■ TEXTE À LIRE:
-.-.-

Sauf le souci de ne pas contrarier votre « maison mère », le MR. Singulièrement les libéraux wallons, pas ravis…

Le statut du MR prévoit explicitement la présence des composantes du MR sur l’ensemble de l’espace Wallonie-Bruxelles. Je pourrais ressortir des accords historiques signés avec Daniel Ducarme [NDLR : ancien président du MR décédé en 2010] qui prévoient même la possibilité pour le FDF de présenter des candidats en Wallonie aux élections régionales et législatives.

Vous comptez en faire bon usage ?

Ce pourrait être tout à fait légitime. Mais nous le ferons de manière prudente et respectueuse des équilibres internes. Si, grâce à notre présence en Wallonie, nous pouvons conforter ou renforcer le MR, va-t-on nous le reprocher ? Mais notre priorité, c’est la préparation du FDF aux élections communales de 2012 en Wallonie.

En solo ou sous la bannière MR ?

Cela se fera en concertation étroite avec le MR. Priorité à l’entente avec les libéraux locaux, en espérant que les ouvertures se feront de manière réaliste. On verra au cas par cas la possibilité de voir des candidats FDF sur des listes de rassemblement. Nous veillerons à éviter le recyclage politique de gens qui cherchent une écurie pour se faire valoir.

Donc ce samedi, la direction du MR sera aussi à la fête pour saluer la naissance officielle du FDF wallon ?

Nous avons souhaité que cela se fasse en interne dans un premier temps. Nous ne voulons pas en faire une démarche de rivalités internes. Quand les libéraux wallons se réunissent, je ne demande pas à être invité.

Charles Michel, président du MR, n’a donc pas reçu de carton d’invitation ?

-.-.-

■ TRAVAIL DEMANDÉ:
(A) Dans l'entretien, quelle priorité est donnée au FDF ?
(B) Recopiez à l'identique les enregistrements, depuis leur début jusqu'à la ligne contenant "- Polygon shape: [128, 52, 205, 59]", celle-ci comprise.

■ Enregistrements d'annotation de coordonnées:
-.-.-

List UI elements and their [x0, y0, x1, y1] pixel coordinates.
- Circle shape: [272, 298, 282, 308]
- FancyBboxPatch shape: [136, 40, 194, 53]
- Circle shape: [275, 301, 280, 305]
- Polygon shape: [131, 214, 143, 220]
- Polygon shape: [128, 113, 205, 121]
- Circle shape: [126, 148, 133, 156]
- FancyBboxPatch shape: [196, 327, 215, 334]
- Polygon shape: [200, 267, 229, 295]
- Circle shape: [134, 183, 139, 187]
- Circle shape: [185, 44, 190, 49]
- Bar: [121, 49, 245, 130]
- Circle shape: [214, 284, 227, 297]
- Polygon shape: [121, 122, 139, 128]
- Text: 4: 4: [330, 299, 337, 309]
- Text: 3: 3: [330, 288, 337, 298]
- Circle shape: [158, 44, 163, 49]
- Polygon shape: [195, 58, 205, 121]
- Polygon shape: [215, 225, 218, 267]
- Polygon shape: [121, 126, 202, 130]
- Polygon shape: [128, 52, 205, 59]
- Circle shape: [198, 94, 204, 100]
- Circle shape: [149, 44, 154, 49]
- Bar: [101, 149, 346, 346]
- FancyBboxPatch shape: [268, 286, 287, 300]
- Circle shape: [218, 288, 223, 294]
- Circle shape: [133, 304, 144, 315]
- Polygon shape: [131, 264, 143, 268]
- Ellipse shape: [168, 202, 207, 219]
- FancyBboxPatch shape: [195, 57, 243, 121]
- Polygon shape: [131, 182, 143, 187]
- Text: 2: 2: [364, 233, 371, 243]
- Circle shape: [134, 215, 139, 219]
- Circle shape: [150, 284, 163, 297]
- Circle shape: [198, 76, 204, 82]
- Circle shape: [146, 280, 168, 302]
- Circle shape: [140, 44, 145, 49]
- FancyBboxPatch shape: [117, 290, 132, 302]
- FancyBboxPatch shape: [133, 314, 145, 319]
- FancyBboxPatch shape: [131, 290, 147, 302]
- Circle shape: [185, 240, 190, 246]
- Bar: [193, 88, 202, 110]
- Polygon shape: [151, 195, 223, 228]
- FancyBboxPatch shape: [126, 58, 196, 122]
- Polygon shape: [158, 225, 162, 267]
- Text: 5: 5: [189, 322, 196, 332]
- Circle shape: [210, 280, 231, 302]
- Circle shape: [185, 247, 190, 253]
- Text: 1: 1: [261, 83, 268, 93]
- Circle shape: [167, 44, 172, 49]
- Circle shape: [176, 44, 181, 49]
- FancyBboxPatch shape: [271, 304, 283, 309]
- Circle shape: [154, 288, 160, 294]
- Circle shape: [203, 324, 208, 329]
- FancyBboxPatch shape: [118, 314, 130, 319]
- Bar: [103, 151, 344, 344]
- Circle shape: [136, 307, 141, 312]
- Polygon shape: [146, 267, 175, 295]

-.-.-

■ RÉPONSES DANS L'ORDRE:
(A) La préparation du FDF aux élections communales de 2012 en Wallonie.

(B)
List UI elements and their [x0, y0, x1, y1] pixel coordinates.
- Circle shape: [272, 298, 282, 308]
- FancyBboxPatch shape: [136, 40, 194, 53]
- Circle shape: [275, 301, 280, 305]
- Polygon shape: [131, 214, 143, 220]
- Polygon shape: [128, 113, 205, 121]
- Circle shape: [126, 148, 133, 156]
- FancyBboxPatch shape: [196, 327, 215, 334]
- Polygon shape: [200, 267, 229, 295]
- Circle shape: [134, 183, 139, 187]
- Circle shape: [185, 44, 190, 49]
- Bar: [121, 49, 245, 130]
- Circle shape: [214, 284, 227, 297]
- Polygon shape: [121, 122, 139, 128]
- Text: 4: 4: [330, 299, 337, 309]
- Text: 3: 3: [330, 288, 337, 298]
- Circle shape: [158, 44, 163, 49]
- Polygon shape: [195, 58, 205, 121]
- Polygon shape: [215, 225, 218, 267]
- Polygon shape: [121, 126, 202, 130]
- Polygon shape: [128, 52, 205, 59]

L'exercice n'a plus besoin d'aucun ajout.